● Work instructions
Report how many lines contain "this", with no other words.

··· Provided data

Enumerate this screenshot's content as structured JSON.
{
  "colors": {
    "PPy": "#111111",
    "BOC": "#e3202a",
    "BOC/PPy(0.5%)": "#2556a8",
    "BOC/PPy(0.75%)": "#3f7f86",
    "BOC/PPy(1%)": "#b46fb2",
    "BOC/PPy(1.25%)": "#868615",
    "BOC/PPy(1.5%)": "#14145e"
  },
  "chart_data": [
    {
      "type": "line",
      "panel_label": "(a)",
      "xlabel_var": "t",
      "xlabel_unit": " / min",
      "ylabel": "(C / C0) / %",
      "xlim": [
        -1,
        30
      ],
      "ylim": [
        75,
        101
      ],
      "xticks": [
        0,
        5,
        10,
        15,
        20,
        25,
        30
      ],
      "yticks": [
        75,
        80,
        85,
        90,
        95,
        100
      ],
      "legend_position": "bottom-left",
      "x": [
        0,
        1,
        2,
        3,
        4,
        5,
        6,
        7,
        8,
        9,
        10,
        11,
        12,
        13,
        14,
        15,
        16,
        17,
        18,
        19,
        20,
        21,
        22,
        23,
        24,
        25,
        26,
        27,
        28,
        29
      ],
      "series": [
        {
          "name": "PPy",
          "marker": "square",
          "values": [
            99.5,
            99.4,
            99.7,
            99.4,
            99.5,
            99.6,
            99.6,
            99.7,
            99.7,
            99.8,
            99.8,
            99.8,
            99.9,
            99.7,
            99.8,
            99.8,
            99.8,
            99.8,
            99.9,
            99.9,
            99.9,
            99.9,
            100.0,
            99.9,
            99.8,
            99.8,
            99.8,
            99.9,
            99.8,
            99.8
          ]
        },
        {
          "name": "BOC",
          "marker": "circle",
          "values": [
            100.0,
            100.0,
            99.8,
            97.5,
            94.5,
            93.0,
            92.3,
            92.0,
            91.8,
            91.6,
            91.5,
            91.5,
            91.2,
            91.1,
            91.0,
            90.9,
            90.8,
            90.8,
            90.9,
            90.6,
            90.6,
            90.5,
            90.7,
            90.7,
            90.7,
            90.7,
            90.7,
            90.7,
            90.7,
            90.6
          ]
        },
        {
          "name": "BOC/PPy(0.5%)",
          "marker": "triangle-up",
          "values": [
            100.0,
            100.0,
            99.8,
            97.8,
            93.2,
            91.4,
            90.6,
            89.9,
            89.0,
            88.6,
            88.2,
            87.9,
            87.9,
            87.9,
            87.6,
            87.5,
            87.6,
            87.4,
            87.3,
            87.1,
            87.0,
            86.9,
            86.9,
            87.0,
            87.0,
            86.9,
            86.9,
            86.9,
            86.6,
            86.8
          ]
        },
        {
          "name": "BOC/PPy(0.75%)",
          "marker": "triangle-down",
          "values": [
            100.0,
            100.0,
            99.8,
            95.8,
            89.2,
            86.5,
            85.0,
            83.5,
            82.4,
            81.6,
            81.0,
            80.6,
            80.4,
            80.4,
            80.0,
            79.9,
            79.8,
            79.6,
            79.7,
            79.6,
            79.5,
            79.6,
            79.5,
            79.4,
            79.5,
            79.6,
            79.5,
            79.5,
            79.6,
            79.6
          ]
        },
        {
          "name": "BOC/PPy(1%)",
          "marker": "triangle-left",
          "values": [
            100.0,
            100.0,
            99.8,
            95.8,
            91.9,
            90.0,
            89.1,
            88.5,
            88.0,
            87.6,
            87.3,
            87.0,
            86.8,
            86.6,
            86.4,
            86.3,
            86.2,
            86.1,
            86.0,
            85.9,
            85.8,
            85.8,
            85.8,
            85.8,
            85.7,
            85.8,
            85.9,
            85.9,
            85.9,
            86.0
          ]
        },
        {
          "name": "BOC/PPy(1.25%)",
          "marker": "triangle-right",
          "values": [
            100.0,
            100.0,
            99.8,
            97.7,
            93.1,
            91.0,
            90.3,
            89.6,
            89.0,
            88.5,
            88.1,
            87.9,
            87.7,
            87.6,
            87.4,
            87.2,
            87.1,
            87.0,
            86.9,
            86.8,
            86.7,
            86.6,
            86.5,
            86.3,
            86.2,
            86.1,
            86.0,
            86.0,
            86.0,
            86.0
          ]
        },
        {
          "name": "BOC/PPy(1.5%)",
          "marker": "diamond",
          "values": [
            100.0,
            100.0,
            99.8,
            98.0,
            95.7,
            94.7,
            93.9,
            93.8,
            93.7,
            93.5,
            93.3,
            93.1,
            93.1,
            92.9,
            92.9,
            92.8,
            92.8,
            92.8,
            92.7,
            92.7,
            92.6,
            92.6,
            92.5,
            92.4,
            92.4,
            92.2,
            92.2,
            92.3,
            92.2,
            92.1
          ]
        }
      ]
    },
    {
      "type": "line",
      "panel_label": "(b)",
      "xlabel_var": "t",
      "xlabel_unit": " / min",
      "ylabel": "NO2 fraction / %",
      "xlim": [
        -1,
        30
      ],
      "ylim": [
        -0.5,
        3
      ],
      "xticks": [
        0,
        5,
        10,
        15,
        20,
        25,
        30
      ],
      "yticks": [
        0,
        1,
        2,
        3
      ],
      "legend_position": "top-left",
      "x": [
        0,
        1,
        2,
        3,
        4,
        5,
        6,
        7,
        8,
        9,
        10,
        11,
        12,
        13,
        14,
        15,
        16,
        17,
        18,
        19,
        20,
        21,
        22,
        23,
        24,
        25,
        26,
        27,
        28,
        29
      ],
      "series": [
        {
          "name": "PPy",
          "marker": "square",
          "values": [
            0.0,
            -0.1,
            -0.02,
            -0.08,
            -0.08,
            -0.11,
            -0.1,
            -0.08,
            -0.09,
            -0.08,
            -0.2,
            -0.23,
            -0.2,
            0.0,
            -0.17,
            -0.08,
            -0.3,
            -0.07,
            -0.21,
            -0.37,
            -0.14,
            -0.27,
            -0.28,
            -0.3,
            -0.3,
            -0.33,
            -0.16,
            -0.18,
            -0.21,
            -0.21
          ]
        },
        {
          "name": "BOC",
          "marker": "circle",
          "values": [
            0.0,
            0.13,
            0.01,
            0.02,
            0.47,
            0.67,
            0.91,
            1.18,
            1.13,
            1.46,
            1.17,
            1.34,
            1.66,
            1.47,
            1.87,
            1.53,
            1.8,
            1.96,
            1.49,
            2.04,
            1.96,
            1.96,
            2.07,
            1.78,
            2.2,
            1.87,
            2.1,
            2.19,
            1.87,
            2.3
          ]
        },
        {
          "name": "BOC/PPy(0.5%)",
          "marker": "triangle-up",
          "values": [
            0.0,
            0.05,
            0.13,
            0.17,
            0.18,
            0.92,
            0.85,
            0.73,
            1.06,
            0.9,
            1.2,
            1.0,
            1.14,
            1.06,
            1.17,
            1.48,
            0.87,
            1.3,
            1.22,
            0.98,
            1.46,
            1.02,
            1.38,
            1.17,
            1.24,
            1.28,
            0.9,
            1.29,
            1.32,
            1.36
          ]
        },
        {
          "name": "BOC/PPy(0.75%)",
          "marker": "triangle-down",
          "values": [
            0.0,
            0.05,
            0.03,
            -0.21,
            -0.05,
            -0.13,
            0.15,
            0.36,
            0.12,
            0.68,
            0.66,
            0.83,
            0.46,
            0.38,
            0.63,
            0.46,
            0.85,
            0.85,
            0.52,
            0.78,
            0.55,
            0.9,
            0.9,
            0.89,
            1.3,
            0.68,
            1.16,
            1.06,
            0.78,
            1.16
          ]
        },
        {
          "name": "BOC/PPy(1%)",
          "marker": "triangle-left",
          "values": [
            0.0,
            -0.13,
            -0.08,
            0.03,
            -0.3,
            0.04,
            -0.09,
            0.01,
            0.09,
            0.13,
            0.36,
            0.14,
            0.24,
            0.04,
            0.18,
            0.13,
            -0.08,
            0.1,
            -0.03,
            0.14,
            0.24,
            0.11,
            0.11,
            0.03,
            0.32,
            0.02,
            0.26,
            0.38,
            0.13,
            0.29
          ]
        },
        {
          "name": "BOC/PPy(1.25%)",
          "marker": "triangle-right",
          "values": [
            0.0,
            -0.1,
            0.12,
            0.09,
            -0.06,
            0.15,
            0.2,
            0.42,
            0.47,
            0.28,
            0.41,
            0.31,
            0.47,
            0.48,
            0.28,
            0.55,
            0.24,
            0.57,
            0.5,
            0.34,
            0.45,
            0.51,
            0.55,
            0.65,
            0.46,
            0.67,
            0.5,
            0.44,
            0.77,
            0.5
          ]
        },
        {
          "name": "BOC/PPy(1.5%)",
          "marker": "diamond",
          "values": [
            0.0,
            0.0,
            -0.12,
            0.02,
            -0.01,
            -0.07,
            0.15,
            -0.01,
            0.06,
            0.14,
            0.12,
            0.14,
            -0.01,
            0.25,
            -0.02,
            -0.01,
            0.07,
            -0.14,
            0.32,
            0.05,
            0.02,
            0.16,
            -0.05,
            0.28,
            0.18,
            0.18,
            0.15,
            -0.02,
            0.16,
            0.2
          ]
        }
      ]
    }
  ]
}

······
··· Provided data

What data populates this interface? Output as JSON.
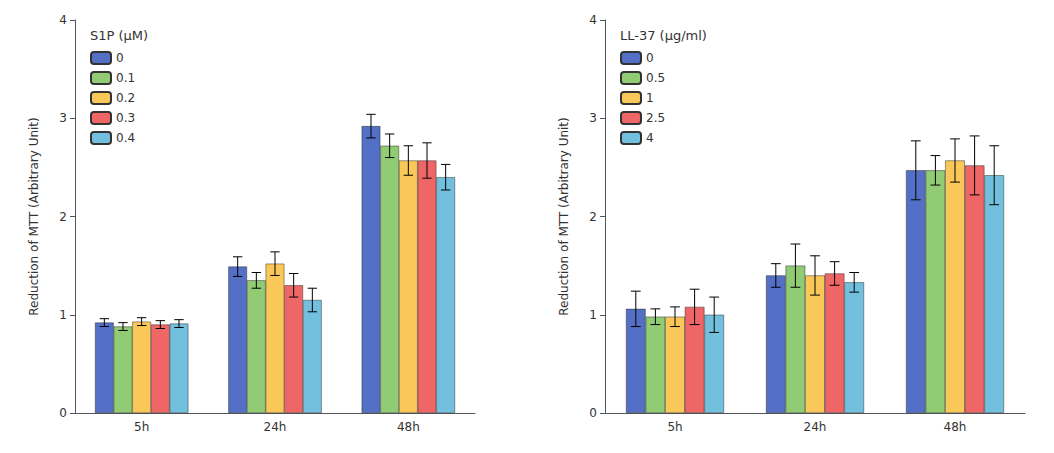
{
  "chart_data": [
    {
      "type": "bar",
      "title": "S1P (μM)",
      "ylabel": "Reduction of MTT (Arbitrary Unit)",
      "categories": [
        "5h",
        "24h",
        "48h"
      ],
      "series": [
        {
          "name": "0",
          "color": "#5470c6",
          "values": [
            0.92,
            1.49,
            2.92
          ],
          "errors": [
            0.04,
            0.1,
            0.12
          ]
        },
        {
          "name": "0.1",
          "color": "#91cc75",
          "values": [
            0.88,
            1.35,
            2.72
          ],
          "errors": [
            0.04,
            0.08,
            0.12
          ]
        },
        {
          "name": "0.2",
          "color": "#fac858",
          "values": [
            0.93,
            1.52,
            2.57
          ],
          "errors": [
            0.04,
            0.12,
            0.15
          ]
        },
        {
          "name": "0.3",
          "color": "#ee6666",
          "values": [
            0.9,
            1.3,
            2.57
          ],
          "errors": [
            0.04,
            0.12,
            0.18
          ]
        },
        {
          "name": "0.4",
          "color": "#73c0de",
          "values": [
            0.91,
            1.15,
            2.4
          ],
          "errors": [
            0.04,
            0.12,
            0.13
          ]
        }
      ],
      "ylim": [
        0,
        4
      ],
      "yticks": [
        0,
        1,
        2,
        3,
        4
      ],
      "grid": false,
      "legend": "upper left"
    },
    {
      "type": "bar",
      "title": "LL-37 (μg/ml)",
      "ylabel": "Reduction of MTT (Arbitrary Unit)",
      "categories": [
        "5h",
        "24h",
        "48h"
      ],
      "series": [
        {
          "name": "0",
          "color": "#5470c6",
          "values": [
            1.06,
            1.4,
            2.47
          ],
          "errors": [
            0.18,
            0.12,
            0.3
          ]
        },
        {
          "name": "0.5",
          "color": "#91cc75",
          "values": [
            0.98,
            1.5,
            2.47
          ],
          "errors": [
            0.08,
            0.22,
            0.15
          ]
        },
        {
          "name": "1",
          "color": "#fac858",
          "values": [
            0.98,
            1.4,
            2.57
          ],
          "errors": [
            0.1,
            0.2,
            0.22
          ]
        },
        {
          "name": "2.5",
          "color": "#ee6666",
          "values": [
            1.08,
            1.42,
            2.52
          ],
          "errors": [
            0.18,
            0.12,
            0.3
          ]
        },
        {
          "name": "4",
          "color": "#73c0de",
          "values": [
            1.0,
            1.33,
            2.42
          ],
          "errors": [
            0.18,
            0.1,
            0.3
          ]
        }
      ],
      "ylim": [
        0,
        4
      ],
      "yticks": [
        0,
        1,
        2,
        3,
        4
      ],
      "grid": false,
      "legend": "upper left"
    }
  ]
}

······

● Completed exercise
2